→ Goal of the exercise:
Reproduce the records below exactly as they appear.

----- Available records

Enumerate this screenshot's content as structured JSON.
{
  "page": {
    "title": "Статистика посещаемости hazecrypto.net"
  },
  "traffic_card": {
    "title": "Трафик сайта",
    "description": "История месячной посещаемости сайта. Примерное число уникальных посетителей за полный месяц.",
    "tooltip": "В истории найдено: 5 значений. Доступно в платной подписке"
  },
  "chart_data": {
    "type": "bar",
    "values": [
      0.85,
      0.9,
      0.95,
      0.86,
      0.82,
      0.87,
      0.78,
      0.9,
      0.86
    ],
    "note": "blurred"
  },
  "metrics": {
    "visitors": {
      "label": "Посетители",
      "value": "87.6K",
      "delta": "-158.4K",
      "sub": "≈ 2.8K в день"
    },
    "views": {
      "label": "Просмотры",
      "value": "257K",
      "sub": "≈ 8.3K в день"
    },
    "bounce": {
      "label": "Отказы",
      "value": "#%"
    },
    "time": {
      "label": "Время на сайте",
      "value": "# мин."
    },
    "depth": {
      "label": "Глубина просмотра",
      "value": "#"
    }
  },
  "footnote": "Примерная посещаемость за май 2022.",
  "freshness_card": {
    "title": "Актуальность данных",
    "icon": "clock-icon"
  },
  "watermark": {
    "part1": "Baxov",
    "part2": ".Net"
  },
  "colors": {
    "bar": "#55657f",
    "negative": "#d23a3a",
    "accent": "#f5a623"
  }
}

----------

→ Written answer:
Enumerate this screenshot's content as structured JSON.
{
  "page": {
    "title": "Статистика посещаемости hazecrypto.net"
  },
  "traffic_card": {
    "title": "Трафик сайта",
    "description": "История месячной посещаемости сайта. Примерное число уникальных посетителей за полный месяц.",
    "tooltip": "В истории найдено: 5 значений. Доступно в платной подписке"
  },
  "chart_data": {
    "type": "bar",
    "values": [
      0.85,
      0.9,
      0.95,
      0.86,
      0.82,
      0.87,
      0.78,
      0.9,
      0.86
    ],
    "note": "blurred"
  },
  "metrics": {
    "visitors": {
      "label": "Посетители",
      "value": "87.6K",
      "delta": "-158.4K",
      "sub": "≈ 2.8K в день"
    },
    "views": {
      "label": "Просмотры",
      "value": "257K",
      "sub": "≈ 8.3K в день"
    },
    "bounce": {
      "label": "Отказы",
      "value": "#%"
    },
    "time": {
      "label": "Время на сайте",
      "value": "# мин."
    },
    "depth": {
      "label": "Глубина просмотра",
      "value": "#"
    }
  },
  "footnote": "Примерная посещаемость за май 2022.",
  "freshness_card": {
    "title": "Актуальность данных",
    "icon": "clock-icon"
  },
  "watermark": {
    "part1": "Baxov",
    "part2": ".Net"
  },
  "colors": {
    "bar": "#55657f",
    "negative": "#d23a3a",
    "accent": "#f5a623"
  }
}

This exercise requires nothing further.